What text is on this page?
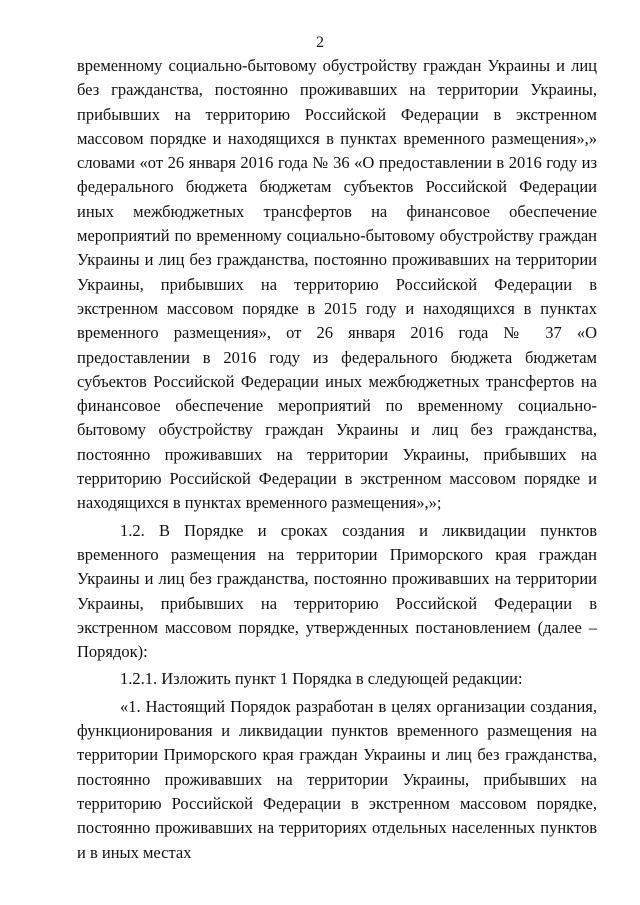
2

временному социально-бытовому обустройству граждан Украины и лиц без гражданства, постоянно проживавших на территории Украины, прибывших на территорию Российской Федерации в экстренном массовом порядке и находящихся в пунктах временного размещения»,» словами «от 26 января 2016 года № 36 «О предоставлении в 2016 году из федерального бюджета бюджетам субъектов Российской Федерации иных межбюджетных трансфертов на финансовое обеспечение мероприятий по временному социально-бытовому обустройству граждан Украины и лиц без гражданства, постоянно проживавших на территории Украины, прибывших на территорию Российской Федерации в экстренном массовом порядке в 2015 году и находящихся в пунктах временного размещения», от 26 января 2016 года № 37 «О предоставлении в 2016 году из федерального бюджета бюджетам субъектов Российской Федерации иных межбюджетных трансфертов на финансовое обеспечение мероприятий по временному социально-бытовому обустройству граждан Украины и лиц без гражданства, постоянно проживавших на территории Украины, прибывших на территорию Российской Федерации в экстренном массовом порядке и находящихся в пунктах временного размещения»,»;

1.2. В Порядке и сроках создания и ликвидации пунктов временного размещения на территории Приморского края граждан Украины и лиц без гражданства, постоянно проживавших на территории Украины, прибывших на территорию Российской Федерации в экстренном массовом порядке, утвержденных постановлением (далее – Порядок):

1.2.1. Изложить пункт 1 Порядка в следующей редакции:

«1. Настоящий Порядок разработан в целях организации создания, функционирования и ликвидации пунктов временного размещения на территории Приморского края граждан Украины и лиц без гражданства, постоянно проживавших на территории Украины, прибывших на территорию Российской Федерации в экстренном массовом порядке, постоянно проживавших на территориях отдельных населенных пунктов и в иных местах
##########
REQUIRED WORK
Using the listing, say how many lines include the word "массовом", and add nothing else.

RESPONSE TO THIS TASK
3